RECORDS SUPPLIED:
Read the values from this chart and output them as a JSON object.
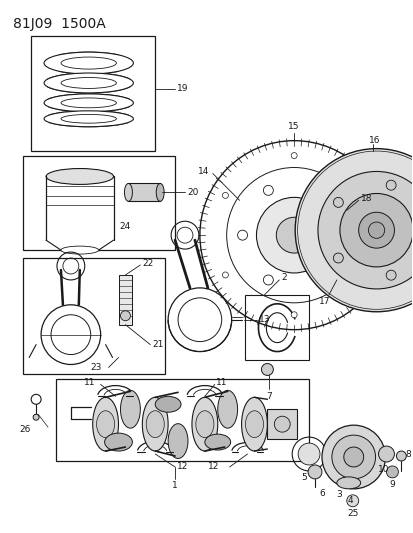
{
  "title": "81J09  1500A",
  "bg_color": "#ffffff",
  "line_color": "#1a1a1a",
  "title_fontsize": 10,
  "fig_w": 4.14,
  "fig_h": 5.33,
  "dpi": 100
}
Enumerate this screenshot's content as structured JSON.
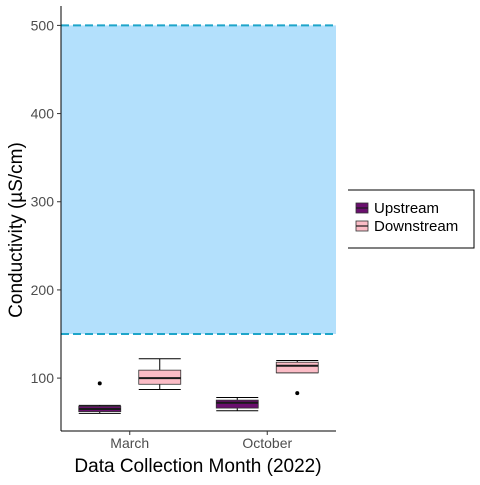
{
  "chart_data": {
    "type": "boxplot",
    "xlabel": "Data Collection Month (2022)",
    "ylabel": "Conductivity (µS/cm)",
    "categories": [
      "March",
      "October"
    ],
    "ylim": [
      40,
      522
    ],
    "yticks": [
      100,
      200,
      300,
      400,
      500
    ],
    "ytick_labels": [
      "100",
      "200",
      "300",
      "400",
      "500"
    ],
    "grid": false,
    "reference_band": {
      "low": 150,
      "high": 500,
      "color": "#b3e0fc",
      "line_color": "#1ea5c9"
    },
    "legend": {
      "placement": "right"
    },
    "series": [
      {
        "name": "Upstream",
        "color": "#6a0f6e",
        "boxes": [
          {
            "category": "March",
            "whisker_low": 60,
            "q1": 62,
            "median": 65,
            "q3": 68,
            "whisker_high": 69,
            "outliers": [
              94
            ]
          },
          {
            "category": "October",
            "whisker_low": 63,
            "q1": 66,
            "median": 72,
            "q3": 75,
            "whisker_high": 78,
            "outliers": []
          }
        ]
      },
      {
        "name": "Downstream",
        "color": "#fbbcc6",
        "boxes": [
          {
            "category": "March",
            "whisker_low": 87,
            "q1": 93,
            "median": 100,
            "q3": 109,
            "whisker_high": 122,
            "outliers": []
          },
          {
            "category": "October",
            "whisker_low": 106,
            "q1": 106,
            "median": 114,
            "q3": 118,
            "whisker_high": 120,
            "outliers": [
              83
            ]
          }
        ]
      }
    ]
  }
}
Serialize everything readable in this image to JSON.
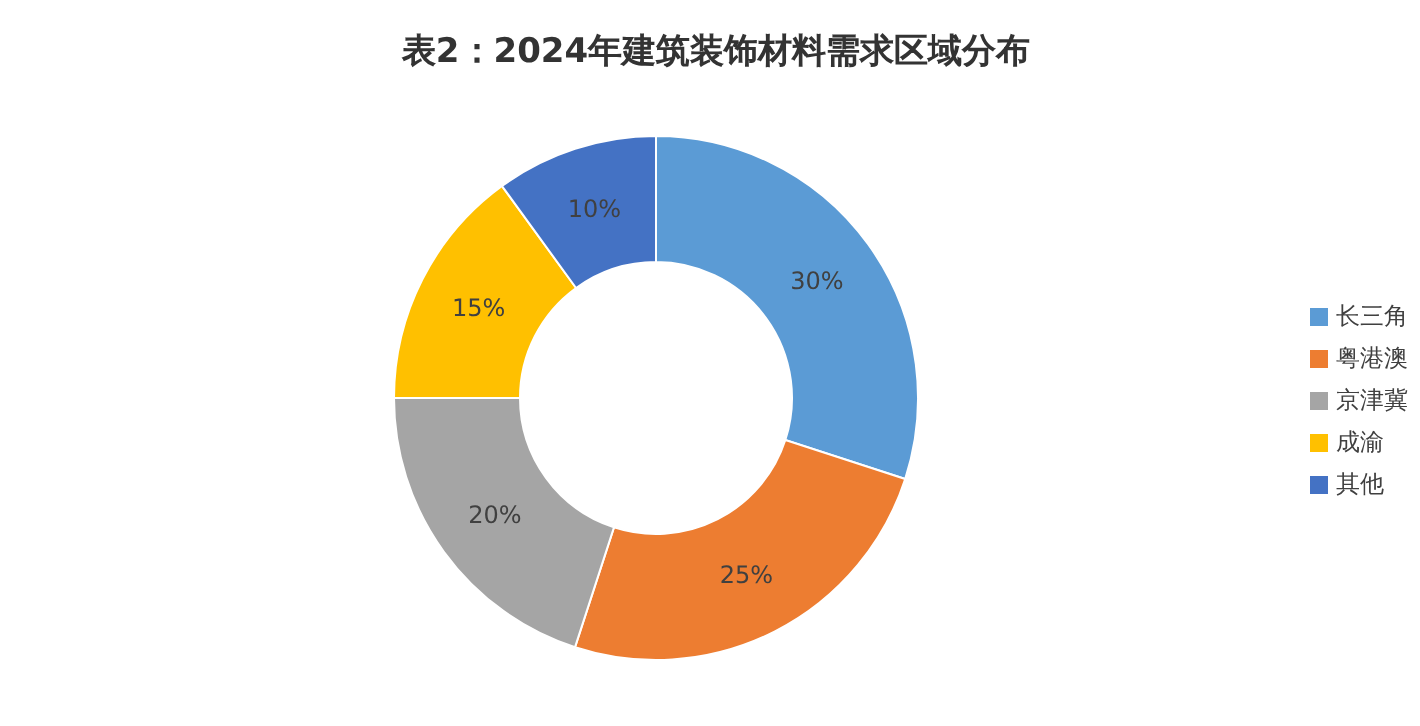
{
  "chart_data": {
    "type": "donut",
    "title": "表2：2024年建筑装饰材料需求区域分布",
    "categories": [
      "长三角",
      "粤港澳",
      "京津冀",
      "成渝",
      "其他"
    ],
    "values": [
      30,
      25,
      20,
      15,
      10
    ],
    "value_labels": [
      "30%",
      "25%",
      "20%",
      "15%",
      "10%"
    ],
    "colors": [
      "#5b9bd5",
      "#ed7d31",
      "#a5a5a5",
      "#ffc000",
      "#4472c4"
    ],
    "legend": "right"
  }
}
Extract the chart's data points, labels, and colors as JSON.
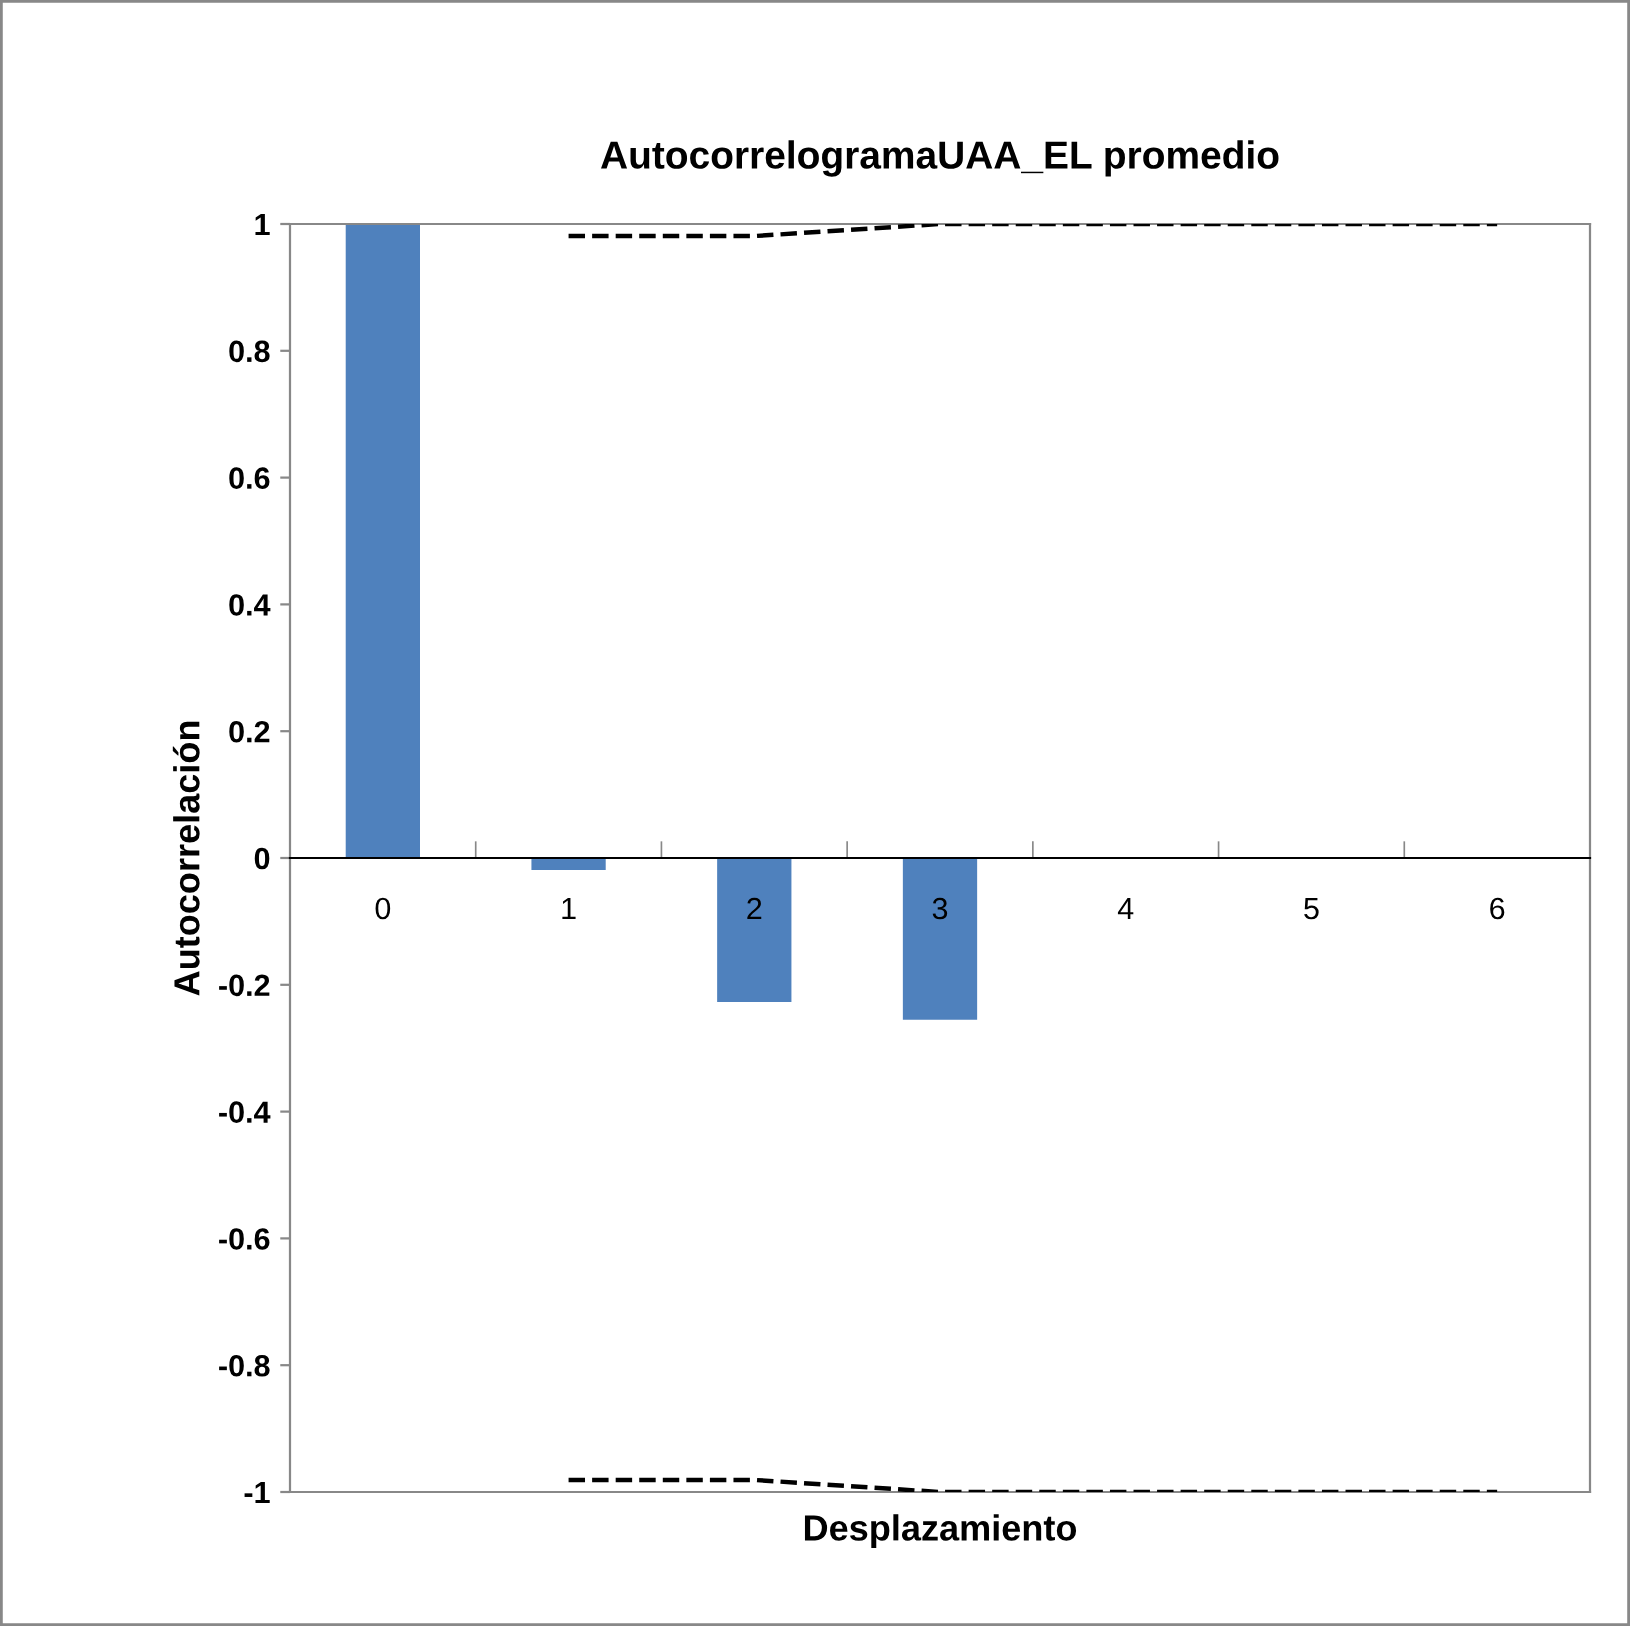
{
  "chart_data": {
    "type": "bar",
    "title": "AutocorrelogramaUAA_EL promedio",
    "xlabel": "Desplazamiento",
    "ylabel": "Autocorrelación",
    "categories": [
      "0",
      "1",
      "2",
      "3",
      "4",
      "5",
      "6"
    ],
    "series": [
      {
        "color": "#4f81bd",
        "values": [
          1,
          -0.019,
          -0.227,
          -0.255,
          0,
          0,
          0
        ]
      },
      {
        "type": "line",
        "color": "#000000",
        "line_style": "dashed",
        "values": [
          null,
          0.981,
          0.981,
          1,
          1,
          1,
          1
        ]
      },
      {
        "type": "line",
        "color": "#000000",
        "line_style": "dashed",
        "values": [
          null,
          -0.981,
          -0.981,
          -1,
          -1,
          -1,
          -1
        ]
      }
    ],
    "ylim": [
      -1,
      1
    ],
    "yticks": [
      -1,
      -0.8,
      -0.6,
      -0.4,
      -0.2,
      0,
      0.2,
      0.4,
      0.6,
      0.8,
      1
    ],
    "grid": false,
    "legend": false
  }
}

AIM:
Repeat the full listing above exactly, with no pictures in the copy.

FINAL ANSWER:
Read the values from this chart and output them as a JSON object.
{
  "title": "81J09  1500A",
  "bg_color": "#ffffff",
  "line_color": "#1a1a1a",
  "title_fontsize": 10,
  "fig_w": 4.14,
  "fig_h": 5.33,
  "dpi": 100
}
Enumerate this screenshot's content as structured JSON.
{
  "chart_data": {
    "type": "boxplot",
    "xlabel": "Data Collection Month (2022)",
    "ylabel": "Conductivity (µS/cm)",
    "categories": [
      "March",
      "October"
    ],
    "ylim": [
      40,
      522
    ],
    "yticks": [
      100,
      200,
      300,
      400,
      500
    ],
    "ytick_labels": [
      "100",
      "200",
      "300",
      "400",
      "500"
    ],
    "grid": false,
    "reference_band": {
      "low": 150,
      "high": 500,
      "color": "#b3e0fc",
      "line_color": "#1ea5c9"
    },
    "legend": {
      "placement": "right"
    },
    "series": [
      {
        "name": "Upstream",
        "color": "#6a0f6e",
        "boxes": [
          {
            "category": "March",
            "whisker_low": 60,
            "q1": 62,
            "median": 65,
            "q3": 68,
            "whisker_high": 69,
            "outliers": [
              94
            ]
          },
          {
            "category": "October",
            "whisker_low": 63,
            "q1": 66,
            "median": 72,
            "q3": 75,
            "whisker_high": 78,
            "outliers": []
          }
        ]
      },
      {
        "name": "Downstream",
        "color": "#fbbcc6",
        "boxes": [
          {
            "category": "March",
            "whisker_low": 87,
            "q1": 93,
            "median": 100,
            "q3": 109,
            "whisker_high": 122,
            "outliers": []
          },
          {
            "category": "October",
            "whisker_low": 106,
            "q1": 106,
            "median": 114,
            "q3": 118,
            "whisker_high": 120,
            "outliers": [
              83
            ]
          }
        ]
      }
    ]
  }
}
Serialize everything readable in this image to JSON.
{
  "chart_data": {
    "type": "donut",
    "title": "表2：2024年建筑装饰材料需求区域分布",
    "categories": [
      "长三角",
      "粤港澳",
      "京津冀",
      "成渝",
      "其他"
    ],
    "values": [
      30,
      25,
      20,
      15,
      10
    ],
    "value_labels": [
      "30%",
      "25%",
      "20%",
      "15%",
      "10%"
    ],
    "colors": [
      "#5b9bd5",
      "#ed7d31",
      "#a5a5a5",
      "#ffc000",
      "#4472c4"
    ],
    "legend": "right"
  }
}
Extract the chart's data points, labels, and colors as JSON.
{
  "chart_data": {
    "type": "bar",
    "title": "AutocorrelogramaUAA_EL promedio",
    "xlabel": "Desplazamiento",
    "ylabel": "Autocorrelación",
    "categories": [
      "0",
      "1",
      "2",
      "3",
      "4",
      "5",
      "6"
    ],
    "series": [
      {
        "color": "#4f81bd",
        "values": [
          1,
          -0.019,
          -0.227,
          -0.255,
          0,
          0,
          0
        ]
      },
      {
        "type": "line",
        "color": "#000000",
        "line_style": "dashed",
        "values": [
          null,
          0.981,
          0.981,
          1,
          1,
          1,
          1
        ]
      },
      {
        "type": "line",
        "color": "#000000",
        "line_style": "dashed",
        "values": [
          null,
          -0.981,
          -0.981,
          -1,
          -1,
          -1,
          -1
        ]
      }
    ],
    "ylim": [
      -1,
      1
    ],
    "yticks": [
      -1,
      -0.8,
      -0.6,
      -0.4,
      -0.2,
      0,
      0.2,
      0.4,
      0.6,
      0.8,
      1
    ],
    "grid": false,
    "legend": false
  }
}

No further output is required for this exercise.